Your answer should be a single number: the count of lines that include "edge".

**** Records for this task

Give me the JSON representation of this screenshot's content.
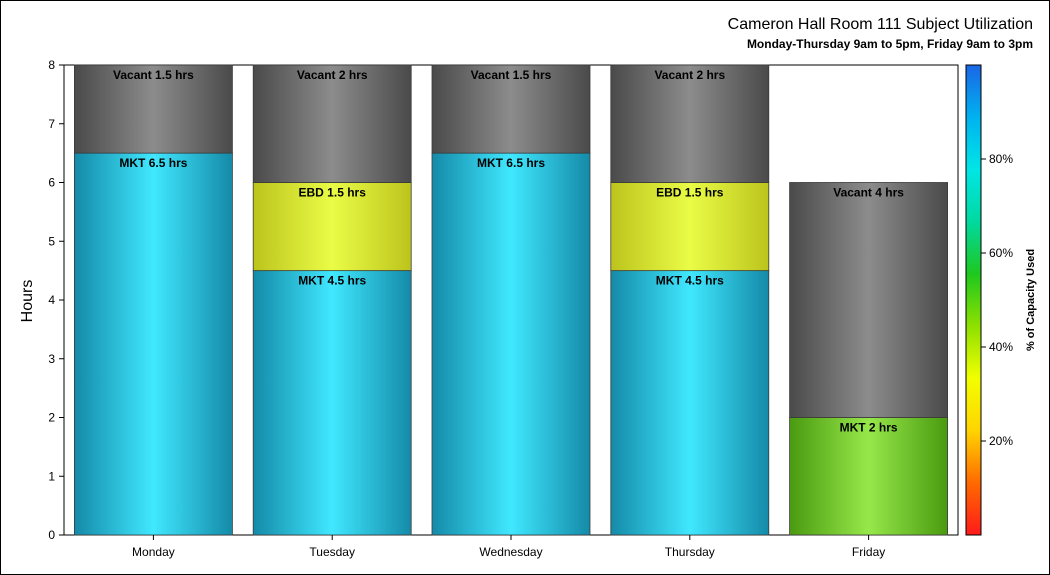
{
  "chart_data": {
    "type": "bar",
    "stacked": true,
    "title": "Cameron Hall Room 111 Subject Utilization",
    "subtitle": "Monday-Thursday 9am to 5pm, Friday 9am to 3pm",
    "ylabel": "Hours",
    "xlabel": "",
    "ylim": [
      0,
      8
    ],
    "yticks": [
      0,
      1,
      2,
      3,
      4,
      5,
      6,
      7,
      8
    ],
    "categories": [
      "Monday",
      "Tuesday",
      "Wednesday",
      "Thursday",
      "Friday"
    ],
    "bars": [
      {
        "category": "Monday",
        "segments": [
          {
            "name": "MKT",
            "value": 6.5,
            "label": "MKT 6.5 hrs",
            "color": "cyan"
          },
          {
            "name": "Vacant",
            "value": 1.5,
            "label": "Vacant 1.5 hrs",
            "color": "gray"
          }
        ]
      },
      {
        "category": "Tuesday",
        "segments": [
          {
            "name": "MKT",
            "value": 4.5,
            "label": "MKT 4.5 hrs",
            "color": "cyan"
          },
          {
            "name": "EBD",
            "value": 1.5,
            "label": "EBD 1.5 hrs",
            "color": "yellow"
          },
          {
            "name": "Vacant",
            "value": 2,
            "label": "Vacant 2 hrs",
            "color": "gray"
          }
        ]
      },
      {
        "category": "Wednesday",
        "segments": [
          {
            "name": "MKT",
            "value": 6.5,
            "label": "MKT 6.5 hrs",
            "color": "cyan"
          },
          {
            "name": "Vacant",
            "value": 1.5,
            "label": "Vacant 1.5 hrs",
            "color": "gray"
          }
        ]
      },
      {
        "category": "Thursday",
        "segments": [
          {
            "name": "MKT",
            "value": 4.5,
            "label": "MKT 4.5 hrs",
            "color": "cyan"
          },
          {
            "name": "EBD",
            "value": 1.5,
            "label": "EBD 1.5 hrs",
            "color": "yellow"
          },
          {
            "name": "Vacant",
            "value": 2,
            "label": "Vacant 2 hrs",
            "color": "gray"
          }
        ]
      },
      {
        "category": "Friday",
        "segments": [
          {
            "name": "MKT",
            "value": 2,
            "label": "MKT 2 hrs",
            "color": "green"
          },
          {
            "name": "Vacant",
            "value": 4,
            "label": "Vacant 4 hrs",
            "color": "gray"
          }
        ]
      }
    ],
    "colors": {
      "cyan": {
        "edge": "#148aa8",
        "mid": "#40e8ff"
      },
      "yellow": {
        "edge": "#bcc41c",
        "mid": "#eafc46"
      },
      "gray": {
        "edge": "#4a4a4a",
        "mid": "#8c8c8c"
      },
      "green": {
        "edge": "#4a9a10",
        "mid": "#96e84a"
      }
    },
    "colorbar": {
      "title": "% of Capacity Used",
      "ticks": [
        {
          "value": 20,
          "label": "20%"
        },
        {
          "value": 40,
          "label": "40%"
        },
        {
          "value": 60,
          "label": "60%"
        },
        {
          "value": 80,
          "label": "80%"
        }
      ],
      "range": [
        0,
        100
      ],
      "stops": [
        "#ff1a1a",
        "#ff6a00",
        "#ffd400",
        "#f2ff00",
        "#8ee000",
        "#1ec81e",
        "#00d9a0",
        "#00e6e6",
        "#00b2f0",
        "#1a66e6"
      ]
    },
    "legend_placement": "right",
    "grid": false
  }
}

********

▶ Exercise response: 4